* AIM *
Retype the records below exactly as they appear, but leave out any pictures.

#### SOURCE RECORDS

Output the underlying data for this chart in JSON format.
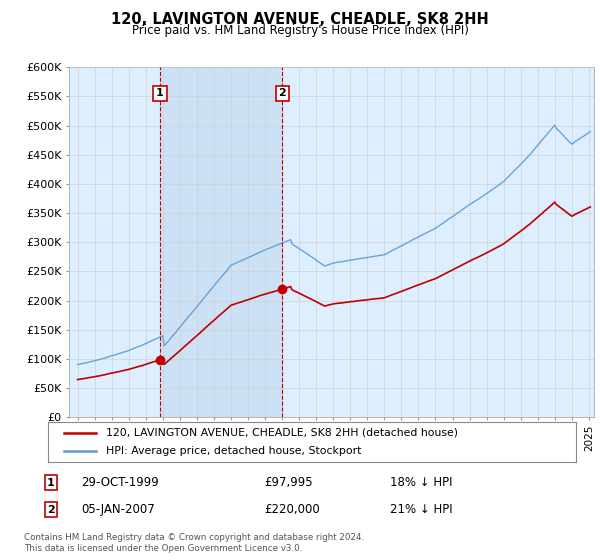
{
  "title": "120, LAVINGTON AVENUE, CHEADLE, SK8 2HH",
  "subtitle": "Price paid vs. HM Land Registry's House Price Index (HPI)",
  "legend_line1": "120, LAVINGTON AVENUE, CHEADLE, SK8 2HH (detached house)",
  "legend_line2": "HPI: Average price, detached house, Stockport",
  "footnote": "Contains HM Land Registry data © Crown copyright and database right 2024.\nThis data is licensed under the Open Government Licence v3.0.",
  "annotation1": {
    "label": "1",
    "date": "29-OCT-1999",
    "price": "£97,995",
    "note": "18% ↓ HPI"
  },
  "annotation2": {
    "label": "2",
    "date": "05-JAN-2007",
    "price": "£220,000",
    "note": "21% ↓ HPI"
  },
  "hpi_color": "#5b9bd5",
  "price_color": "#c00000",
  "annotation_color": "#c00000",
  "grid_color": "#d0d0d0",
  "bg_color": "#ddeeff",
  "shade_color": "#cce0f5",
  "ylim": [
    0,
    600000
  ],
  "yticks": [
    0,
    50000,
    100000,
    150000,
    200000,
    250000,
    300000,
    350000,
    400000,
    450000,
    500000,
    550000,
    600000
  ],
  "ytick_labels": [
    "£0",
    "£50K",
    "£100K",
    "£150K",
    "£200K",
    "£250K",
    "£300K",
    "£350K",
    "£400K",
    "£450K",
    "£500K",
    "£550K",
    "£600K"
  ],
  "sale1_year": 1999.83,
  "sale1_price": 97995,
  "sale2_year": 2007.02,
  "sale2_price": 220000,
  "xlim_left": 1994.5,
  "xlim_right": 2025.3
}
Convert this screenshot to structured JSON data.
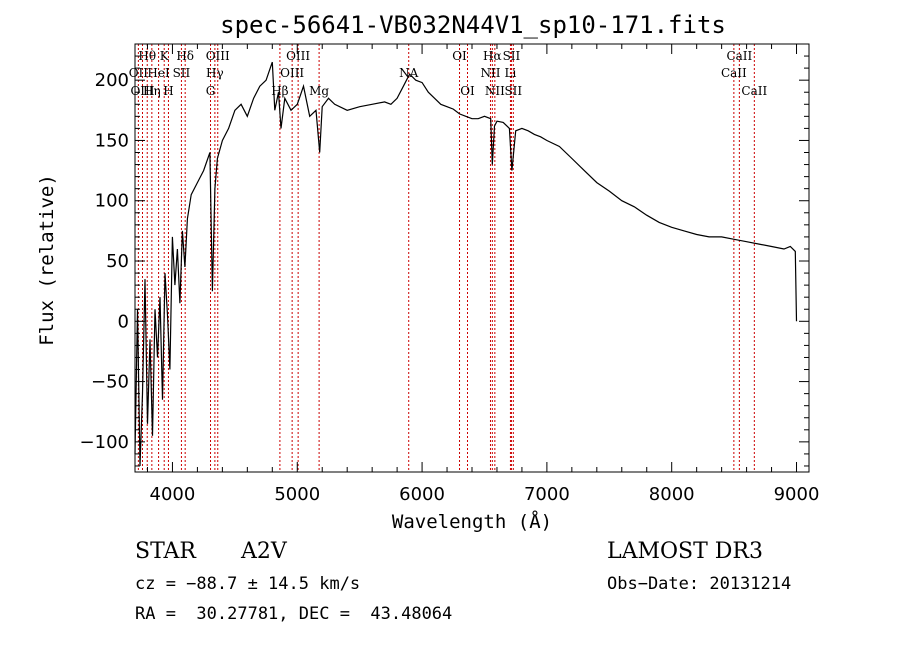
{
  "chart_data": {
    "type": "line",
    "title": "spec-56641-VB032N44V1_sp10-171.fits",
    "xlabel": "Wavelength (Å)",
    "ylabel": "Flux (relative)",
    "xlim": [
      3700,
      9100
    ],
    "ylim": [
      -125,
      230
    ],
    "xticks": [
      4000,
      5000,
      6000,
      7000,
      8000,
      9000
    ],
    "yticks": [
      -100,
      -50,
      0,
      50,
      100,
      150,
      200
    ],
    "x_minor_step": 200,
    "y_minor_step": 10,
    "series": [
      {
        "name": "spectrum",
        "x": [
          3700,
          3720,
          3740,
          3760,
          3780,
          3800,
          3820,
          3840,
          3860,
          3880,
          3900,
          3920,
          3940,
          3960,
          3980,
          4000,
          4020,
          4040,
          4060,
          4080,
          4100,
          4120,
          4150,
          4200,
          4250,
          4300,
          4320,
          4340,
          4360,
          4400,
          4450,
          4500,
          4550,
          4600,
          4650,
          4700,
          4750,
          4800,
          4820,
          4850,
          4870,
          4900,
          4950,
          5000,
          5050,
          5100,
          5150,
          5180,
          5200,
          5250,
          5300,
          5400,
          5500,
          5600,
          5700,
          5750,
          5800,
          5850,
          5900,
          5950,
          6000,
          6050,
          6100,
          6150,
          6200,
          6250,
          6300,
          6350,
          6400,
          6450,
          6500,
          6550,
          6563,
          6580,
          6600,
          6650,
          6700,
          6720,
          6750,
          6800,
          6850,
          6900,
          6950,
          7000,
          7100,
          7200,
          7300,
          7400,
          7500,
          7600,
          7700,
          7800,
          7900,
          8000,
          8100,
          8200,
          8300,
          8400,
          8500,
          8600,
          8700,
          8800,
          8900,
          8950,
          8990,
          9000
        ],
        "y": [
          -110,
          10,
          -120,
          -60,
          35,
          -85,
          -15,
          -95,
          10,
          -30,
          20,
          -65,
          40,
          5,
          -40,
          70,
          30,
          60,
          15,
          75,
          45,
          85,
          105,
          115,
          125,
          140,
          25,
          110,
          135,
          150,
          160,
          175,
          180,
          170,
          185,
          195,
          200,
          215,
          175,
          190,
          160,
          185,
          175,
          180,
          195,
          170,
          175,
          140,
          178,
          185,
          180,
          175,
          178,
          180,
          182,
          180,
          185,
          195,
          205,
          200,
          198,
          190,
          185,
          180,
          178,
          176,
          172,
          170,
          168,
          168,
          170,
          168,
          130,
          162,
          166,
          165,
          160,
          125,
          158,
          160,
          158,
          155,
          153,
          150,
          145,
          135,
          125,
          115,
          108,
          100,
          95,
          88,
          82,
          78,
          75,
          72,
          70,
          70,
          68,
          66,
          64,
          62,
          60,
          62,
          58,
          0
        ]
      }
    ],
    "emission_lines": [
      {
        "label": "Hθ",
        "wavelength": 3798,
        "row": 1
      },
      {
        "label": "OII",
        "wavelength": 3727,
        "row": 2
      },
      {
        "label": "OIII",
        "wavelength": 3760,
        "row": 3
      },
      {
        "label": "K",
        "wavelength": 3934,
        "row": 1
      },
      {
        "label": "HeI",
        "wavelength": 3889,
        "row": 2
      },
      {
        "label": "Hη",
        "wavelength": 3835,
        "row": 3
      },
      {
        "label": "Hδ",
        "wavelength": 4102,
        "row": 1
      },
      {
        "label": "SII",
        "wavelength": 4072,
        "row": 2
      },
      {
        "label": "H",
        "wavelength": 3968,
        "row": 3
      },
      {
        "label": "OIII",
        "wavelength": 4363,
        "row": 1
      },
      {
        "label": "Hγ",
        "wavelength": 4340,
        "row": 2
      },
      {
        "label": "G",
        "wavelength": 4305,
        "row": 3
      },
      {
        "label": "OIII",
        "wavelength": 5007,
        "row": 1
      },
      {
        "label": "OIII",
        "wavelength": 4959,
        "row": 2
      },
      {
        "label": "Hβ",
        "wavelength": 4861,
        "row": 3
      },
      {
        "label": "Mg",
        "wavelength": 5175,
        "row": 3
      },
      {
        "label": "NA",
        "wavelength": 5893,
        "row": 2
      },
      {
        "label": "OI",
        "wavelength": 6300,
        "row": 1
      },
      {
        "label": "OI",
        "wavelength": 6364,
        "row": 3
      },
      {
        "label": "Hα",
        "wavelength": 6563,
        "row": 1
      },
      {
        "label": "SII",
        "wavelength": 6716,
        "row": 1
      },
      {
        "label": "NII",
        "wavelength": 6548,
        "row": 2
      },
      {
        "label": "Li",
        "wavelength": 6708,
        "row": 2
      },
      {
        "label": "NII",
        "wavelength": 6583,
        "row": 3
      },
      {
        "label": "SII",
        "wavelength": 6731,
        "row": 3
      },
      {
        "label": "CaII",
        "wavelength": 8542,
        "row": 1
      },
      {
        "label": "CaII",
        "wavelength": 8498,
        "row": 2
      },
      {
        "label": "CaII",
        "wavelength": 8662,
        "row": 3
      }
    ],
    "colors": {
      "line": "#000000",
      "marker": "#cc0000"
    }
  },
  "info": {
    "object_class": "STAR",
    "subclass": "A2V",
    "survey": "LAMOST DR3",
    "cz": "cz = −88.7 ± 14.5 km/s",
    "obs_date": "Obs−Date: 20131214",
    "coords": "RA =  30.27781, DEC =  43.48064"
  }
}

########

* ANSWER *
Output the underlying data for this chart in JSON format.
{
  "title": "120, LAVINGTON AVENUE, CHEADLE, SK8 2HH",
  "subtitle": "Price paid vs. HM Land Registry's House Price Index (HPI)",
  "legend_line1": "120, LAVINGTON AVENUE, CHEADLE, SK8 2HH (detached house)",
  "legend_line2": "HPI: Average price, detached house, Stockport",
  "footnote": "Contains HM Land Registry data © Crown copyright and database right 2024.\nThis data is licensed under the Open Government Licence v3.0.",
  "annotation1": {
    "label": "1",
    "date": "29-OCT-1999",
    "price": "£97,995",
    "note": "18% ↓ HPI"
  },
  "annotation2": {
    "label": "2",
    "date": "05-JAN-2007",
    "price": "£220,000",
    "note": "21% ↓ HPI"
  },
  "hpi_color": "#5b9bd5",
  "price_color": "#c00000",
  "annotation_color": "#c00000",
  "grid_color": "#d0d0d0",
  "bg_color": "#ddeeff",
  "shade_color": "#cce0f5",
  "ylim": [
    0,
    600000
  ],
  "yticks": [
    0,
    50000,
    100000,
    150000,
    200000,
    250000,
    300000,
    350000,
    400000,
    450000,
    500000,
    550000,
    600000
  ],
  "ytick_labels": [
    "£0",
    "£50K",
    "£100K",
    "£150K",
    "£200K",
    "£250K",
    "£300K",
    "£350K",
    "£400K",
    "£450K",
    "£500K",
    "£550K",
    "£600K"
  ],
  "sale1_year": 1999.83,
  "sale1_price": 97995,
  "sale2_year": 2007.02,
  "sale2_price": 220000,
  "xlim_left": 1994.5,
  "xlim_right": 2025.3
}
Convert this screenshot to structured JSON data.
{
  "chart_data": {
    "type": "line",
    "title": "spec-56641-VB032N44V1_sp10-171.fits",
    "xlabel": "Wavelength (Å)",
    "ylabel": "Flux (relative)",
    "xlim": [
      3700,
      9100
    ],
    "ylim": [
      -125,
      230
    ],
    "xticks": [
      4000,
      5000,
      6000,
      7000,
      8000,
      9000
    ],
    "yticks": [
      -100,
      -50,
      0,
      50,
      100,
      150,
      200
    ],
    "x_minor_step": 200,
    "y_minor_step": 10,
    "series": [
      {
        "name": "spectrum",
        "x": [
          3700,
          3720,
          3740,
          3760,
          3780,
          3800,
          3820,
          3840,
          3860,
          3880,
          3900,
          3920,
          3940,
          3960,
          3980,
          4000,
          4020,
          4040,
          4060,
          4080,
          4100,
          4120,
          4150,
          4200,
          4250,
          4300,
          4320,
          4340,
          4360,
          4400,
          4450,
          4500,
          4550,
          4600,
          4650,
          4700,
          4750,
          4800,
          4820,
          4850,
          4870,
          4900,
          4950,
          5000,
          5050,
          5100,
          5150,
          5180,
          5200,
          5250,
          5300,
          5400,
          5500,
          5600,
          5700,
          5750,
          5800,
          5850,
          5900,
          5950,
          6000,
          6050,
          6100,
          6150,
          6200,
          6250,
          6300,
          6350,
          6400,
          6450,
          6500,
          6550,
          6563,
          6580,
          6600,
          6650,
          6700,
          6720,
          6750,
          6800,
          6850,
          6900,
          6950,
          7000,
          7100,
          7200,
          7300,
          7400,
          7500,
          7600,
          7700,
          7800,
          7900,
          8000,
          8100,
          8200,
          8300,
          8400,
          8500,
          8600,
          8700,
          8800,
          8900,
          8950,
          8990,
          9000
        ],
        "y": [
          -110,
          10,
          -120,
          -60,
          35,
          -85,
          -15,
          -95,
          10,
          -30,
          20,
          -65,
          40,
          5,
          -40,
          70,
          30,
          60,
          15,
          75,
          45,
          85,
          105,
          115,
          125,
          140,
          25,
          110,
          135,
          150,
          160,
          175,
          180,
          170,
          185,
          195,
          200,
          215,
          175,
          190,
          160,
          185,
          175,
          180,
          195,
          170,
          175,
          140,
          178,
          185,
          180,
          175,
          178,
          180,
          182,
          180,
          185,
          195,
          205,
          200,
          198,
          190,
          185,
          180,
          178,
          176,
          172,
          170,
          168,
          168,
          170,
          168,
          130,
          162,
          166,
          165,
          160,
          125,
          158,
          160,
          158,
          155,
          153,
          150,
          145,
          135,
          125,
          115,
          108,
          100,
          95,
          88,
          82,
          78,
          75,
          72,
          70,
          70,
          68,
          66,
          64,
          62,
          60,
          62,
          58,
          0
        ]
      }
    ],
    "emission_lines": [
      {
        "label": "Hθ",
        "wavelength": 3798,
        "row": 1
      },
      {
        "label": "OII",
        "wavelength": 3727,
        "row": 2
      },
      {
        "label": "OIII",
        "wavelength": 3760,
        "row": 3
      },
      {
        "label": "K",
        "wavelength": 3934,
        "row": 1
      },
      {
        "label": "HeI",
        "wavelength": 3889,
        "row": 2
      },
      {
        "label": "Hη",
        "wavelength": 3835,
        "row": 3
      },
      {
        "label": "Hδ",
        "wavelength": 4102,
        "row": 1
      },
      {
        "label": "SII",
        "wavelength": 4072,
        "row": 2
      },
      {
        "label": "H",
        "wavelength": 3968,
        "row": 3
      },
      {
        "label": "OIII",
        "wavelength": 4363,
        "row": 1
      },
      {
        "label": "Hγ",
        "wavelength": 4340,
        "row": 2
      },
      {
        "label": "G",
        "wavelength": 4305,
        "row": 3
      },
      {
        "label": "OIII",
        "wavelength": 5007,
        "row": 1
      },
      {
        "label": "OIII",
        "wavelength": 4959,
        "row": 2
      },
      {
        "label": "Hβ",
        "wavelength": 4861,
        "row": 3
      },
      {
        "label": "Mg",
        "wavelength": 5175,
        "row": 3
      },
      {
        "label": "NA",
        "wavelength": 5893,
        "row": 2
      },
      {
        "label": "OI",
        "wavelength": 6300,
        "row": 1
      },
      {
        "label": "OI",
        "wavelength": 6364,
        "row": 3
      },
      {
        "label": "Hα",
        "wavelength": 6563,
        "row": 1
      },
      {
        "label": "SII",
        "wavelength": 6716,
        "row": 1
      },
      {
        "label": "NII",
        "wavelength": 6548,
        "row": 2
      },
      {
        "label": "Li",
        "wavelength": 6708,
        "row": 2
      },
      {
        "label": "NII",
        "wavelength": 6583,
        "row": 3
      },
      {
        "label": "SII",
        "wavelength": 6731,
        "row": 3
      },
      {
        "label": "CaII",
        "wavelength": 8542,
        "row": 1
      },
      {
        "label": "CaII",
        "wavelength": 8498,
        "row": 2
      },
      {
        "label": "CaII",
        "wavelength": 8662,
        "row": 3
      }
    ],
    "colors": {
      "line": "#000000",
      "marker": "#cc0000"
    }
  },
  "info": {
    "object_class": "STAR",
    "subclass": "A2V",
    "survey": "LAMOST DR3",
    "cz": "cz = −88.7 ± 14.5 km/s",
    "obs_date": "Obs−Date: 20131214",
    "coords": "RA =  30.27781, DEC =  43.48064"
  }
}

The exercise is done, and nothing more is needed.